### Aim of the task
Extract each line bearing the word "xlabel".

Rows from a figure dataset
____
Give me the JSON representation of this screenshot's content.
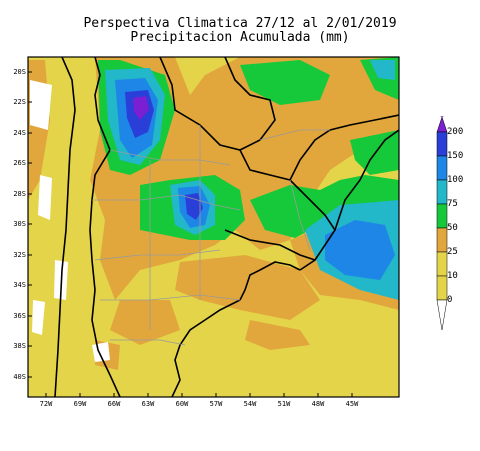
{
  "title": {
    "line1": "Perspectiva Climatica 27/12 al 2/01/2019",
    "line2": "Precipitacion Acumulada (mm)"
  },
  "lat_labels": [
    "20S",
    "22S",
    "24S",
    "26S",
    "28S",
    "30S",
    "32S",
    "34S",
    "36S",
    "38S",
    "40S"
  ],
  "lon_labels": [
    "72W",
    "69W",
    "66W",
    "63W",
    "60W",
    "57W",
    "54W",
    "51W",
    "48W",
    "45W"
  ],
  "legend": {
    "levels": [
      "200",
      "150",
      "100",
      "75",
      "50",
      "25",
      "10",
      "0"
    ],
    "colors": [
      "#7a1fd1",
      "#2a3fd8",
      "#1e86e6",
      "#22b7c9",
      "#15c93a",
      "#e2a73c",
      "#e4d44a",
      "#ffffff"
    ]
  }
}
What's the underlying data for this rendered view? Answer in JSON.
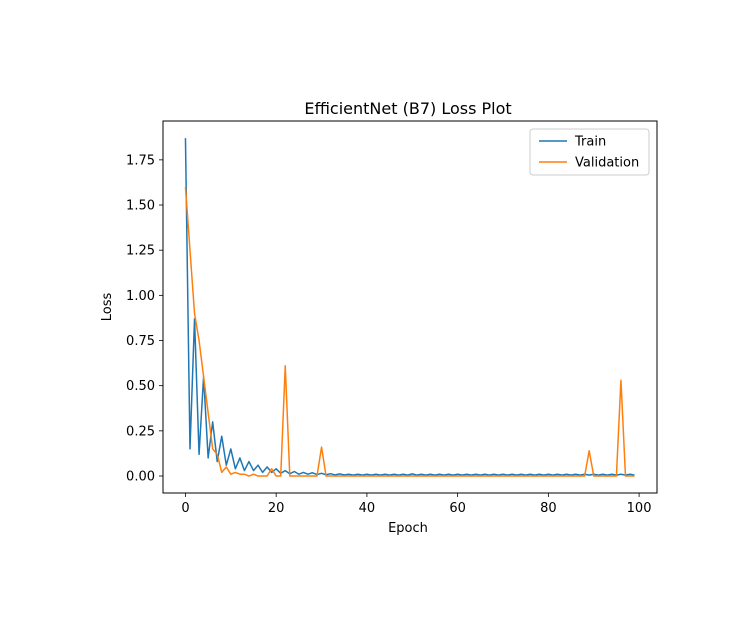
{
  "chart_data": {
    "type": "line",
    "title": "EfficientNet (B7) Loss Plot",
    "xlabel": "Epoch",
    "ylabel": "Loss",
    "xlim": [
      -4.95,
      103.95
    ],
    "ylim": [
      -0.094,
      1.965
    ],
    "x_ticks": [
      0,
      20,
      40,
      60,
      80,
      100
    ],
    "y_ticks": [
      0.0,
      0.25,
      0.5,
      0.75,
      1.0,
      1.25,
      1.5,
      1.75
    ],
    "grid": false,
    "legend_position": "upper-right",
    "x": [
      0,
      1,
      2,
      3,
      4,
      5,
      6,
      7,
      8,
      9,
      10,
      11,
      12,
      13,
      14,
      15,
      16,
      17,
      18,
      19,
      20,
      21,
      22,
      23,
      24,
      25,
      26,
      27,
      28,
      29,
      30,
      31,
      32,
      33,
      34,
      35,
      36,
      37,
      38,
      39,
      40,
      41,
      42,
      43,
      44,
      45,
      46,
      47,
      48,
      49,
      50,
      51,
      52,
      53,
      54,
      55,
      56,
      57,
      58,
      59,
      60,
      61,
      62,
      63,
      64,
      65,
      66,
      67,
      68,
      69,
      70,
      71,
      72,
      73,
      74,
      75,
      76,
      77,
      78,
      79,
      80,
      81,
      82,
      83,
      84,
      85,
      86,
      87,
      88,
      89,
      90,
      91,
      92,
      93,
      94,
      95,
      96,
      97,
      98,
      99
    ],
    "series": [
      {
        "name": "Train",
        "color": "#1f77b4",
        "values": [
          1.87,
          0.15,
          0.87,
          0.12,
          0.55,
          0.1,
          0.3,
          0.08,
          0.22,
          0.06,
          0.15,
          0.04,
          0.1,
          0.03,
          0.08,
          0.03,
          0.06,
          0.02,
          0.05,
          0.02,
          0.04,
          0.015,
          0.03,
          0.012,
          0.025,
          0.01,
          0.02,
          0.01,
          0.018,
          0.008,
          0.015,
          0.007,
          0.013,
          0.006,
          0.012,
          0.006,
          0.01,
          0.005,
          0.01,
          0.005,
          0.01,
          0.005,
          0.01,
          0.005,
          0.01,
          0.005,
          0.01,
          0.005,
          0.01,
          0.005,
          0.012,
          0.005,
          0.01,
          0.005,
          0.01,
          0.005,
          0.01,
          0.005,
          0.01,
          0.005,
          0.01,
          0.005,
          0.01,
          0.005,
          0.01,
          0.005,
          0.01,
          0.005,
          0.01,
          0.005,
          0.01,
          0.005,
          0.01,
          0.005,
          0.01,
          0.005,
          0.01,
          0.005,
          0.01,
          0.005,
          0.01,
          0.005,
          0.01,
          0.005,
          0.01,
          0.005,
          0.01,
          0.005,
          0.01,
          0.005,
          0.01,
          0.005,
          0.01,
          0.005,
          0.01,
          0.005,
          0.01,
          0.005,
          0.01,
          0.005
        ]
      },
      {
        "name": "Validation",
        "color": "#ff7f0e",
        "values": [
          1.6,
          1.25,
          0.9,
          0.75,
          0.55,
          0.35,
          0.15,
          0.12,
          0.02,
          0.05,
          0.01,
          0.02,
          0.01,
          0.01,
          0.0,
          0.01,
          0.0,
          0.0,
          0.0,
          0.04,
          0.0,
          0.0,
          0.61,
          0.0,
          0.0,
          0.0,
          0.0,
          0.0,
          0.0,
          0.0,
          0.16,
          0.0,
          0.0,
          0.0,
          0.0,
          0.0,
          0.0,
          0.0,
          0.0,
          0.0,
          0.0,
          0.0,
          0.0,
          0.0,
          0.0,
          0.0,
          0.0,
          0.0,
          0.0,
          0.0,
          0.0,
          0.0,
          0.0,
          0.0,
          0.0,
          0.0,
          0.0,
          0.0,
          0.0,
          0.0,
          0.0,
          0.0,
          0.0,
          0.0,
          0.0,
          0.0,
          0.0,
          0.0,
          0.0,
          0.0,
          0.0,
          0.0,
          0.0,
          0.0,
          0.0,
          0.0,
          0.0,
          0.0,
          0.0,
          0.0,
          0.0,
          0.0,
          0.0,
          0.0,
          0.0,
          0.0,
          0.0,
          0.0,
          0.0,
          0.14,
          0.0,
          0.0,
          0.0,
          0.0,
          0.0,
          0.0,
          0.53,
          0.0,
          0.0,
          0.0
        ]
      }
    ]
  }
}
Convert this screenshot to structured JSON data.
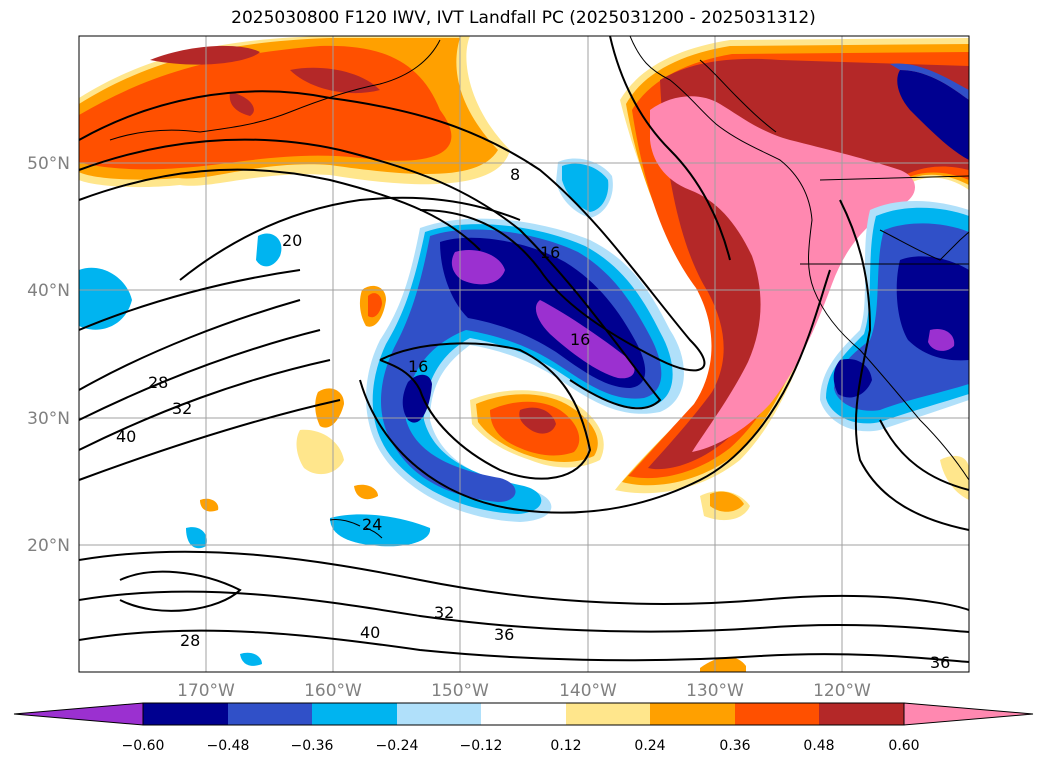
{
  "title": "2025030800 F120 IWV, IVT Landfall PC (2025031200 - 2025031312)",
  "map": {
    "lat_labels": [
      "50°N",
      "40°N",
      "30°N",
      "20°N"
    ],
    "lon_labels": [
      "170°W",
      "160°W",
      "150°W",
      "140°W",
      "130°W",
      "120°W"
    ],
    "contour_labels": [
      "8",
      "16",
      "16",
      "20",
      "28",
      "32",
      "40",
      "24",
      "32",
      "36",
      "28",
      "40",
      "36",
      "16"
    ]
  },
  "colorbar": {
    "tick_labels": [
      "−0.60",
      "−0.48",
      "−0.36",
      "−0.24",
      "−0.12",
      "0.12",
      "0.24",
      "0.36",
      "0.48",
      "0.60"
    ],
    "colors": [
      "#9b30d0",
      "#000090",
      "#3050c8",
      "#00b4f0",
      "#b0e0fa",
      "#ffffff",
      "#ffe68c",
      "#ffa000",
      "#ff5000",
      "#b42828",
      "#ff88b0"
    ]
  },
  "palette": {
    "purple": "#9b30d0",
    "navy": "#000090",
    "blue": "#3050c8",
    "cyan": "#00b4f0",
    "lightblue": "#b0e0fa",
    "yellow": "#ffe68c",
    "orange": "#ffa000",
    "redorange": "#ff5000",
    "darkred": "#b42828",
    "pink": "#ff88b0"
  }
}
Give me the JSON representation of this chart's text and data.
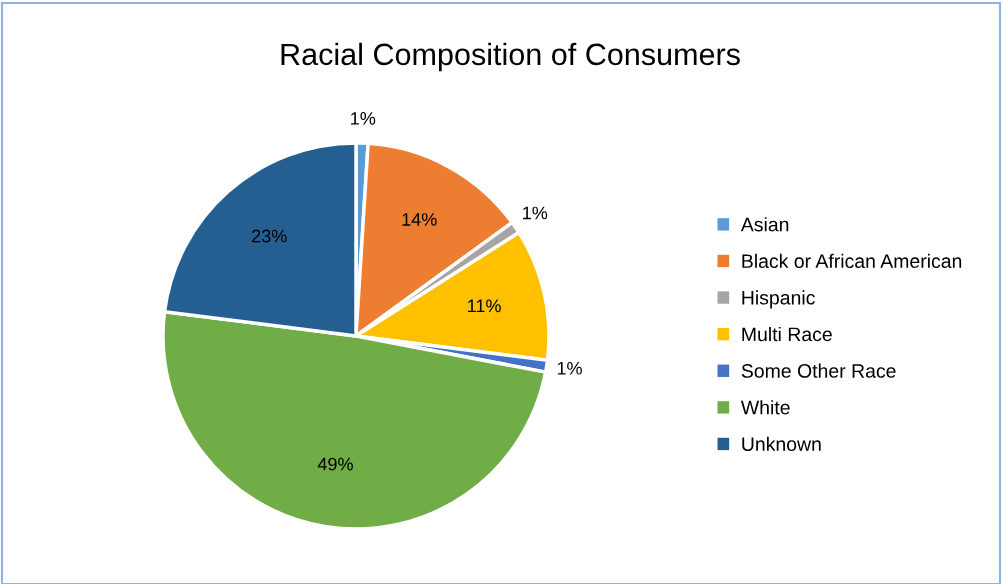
{
  "chart_data": {
    "type": "pie",
    "title": "Racial Composition of Consumers",
    "categories": [
      "Asian",
      "Black or African American",
      "Hispanic",
      "Multi Race",
      "Some Other Race",
      "White",
      "Unknown"
    ],
    "values": [
      1,
      14,
      1,
      11,
      1,
      49,
      23
    ],
    "colors": [
      "#5b9bd5",
      "#ed7d31",
      "#a5a5a5",
      "#ffc000",
      "#4472c4",
      "#70ad47",
      "#255e91"
    ],
    "value_labels": [
      "1%",
      "14%",
      "1%",
      "11%",
      "1%",
      "49%",
      "23%"
    ],
    "legend": "right"
  }
}
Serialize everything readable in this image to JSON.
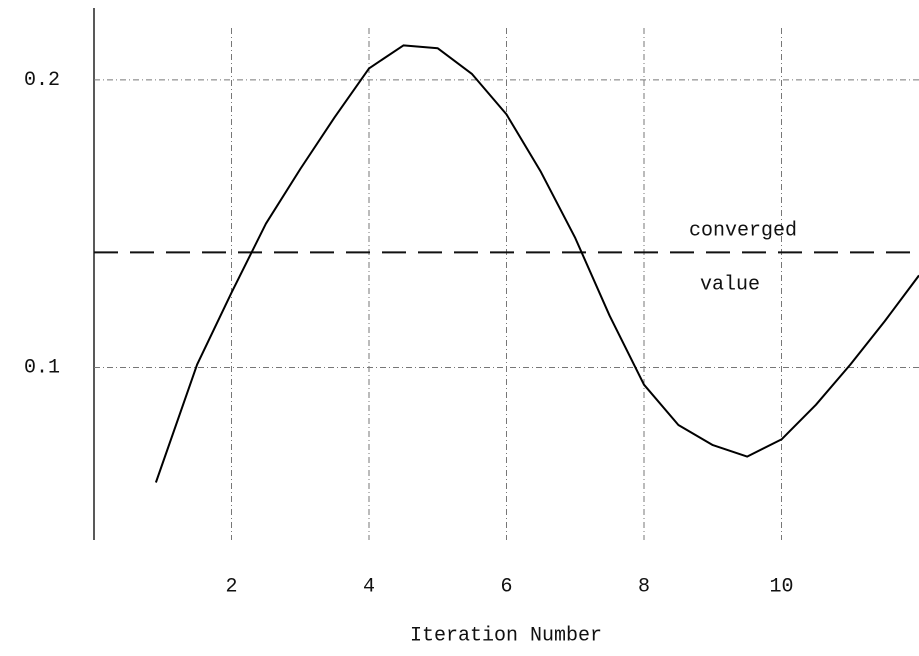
{
  "chart_data": {
    "type": "line",
    "x": [
      0.9,
      1.5,
      2,
      2.5,
      3,
      3.5,
      4,
      4.5,
      5,
      5.5,
      6,
      6.5,
      7,
      7.5,
      8,
      8.5,
      9,
      9.5,
      10,
      10.5,
      11,
      11.5,
      12
    ],
    "values": [
      0.06,
      0.101,
      0.126,
      0.15,
      0.169,
      0.187,
      0.204,
      0.212,
      0.211,
      0.202,
      0.188,
      0.168,
      0.145,
      0.118,
      0.094,
      0.08,
      0.073,
      0.069,
      0.075,
      0.087,
      0.101,
      0.116,
      0.132
    ],
    "color": "#000000",
    "xlabel": "Iteration Number",
    "xlim": [
      0,
      12
    ],
    "xticks": [
      2,
      4,
      6,
      8,
      10
    ],
    "ylim": [
      0.04,
      0.225
    ],
    "yticks": [
      0.1,
      0.2
    ],
    "grid": true,
    "reference_line": {
      "value": 0.14,
      "label_lines": [
        "converged",
        "value"
      ]
    }
  }
}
____
### Full response
    "xlabel": "Epoch",
    "xlabel": "Iteration Number",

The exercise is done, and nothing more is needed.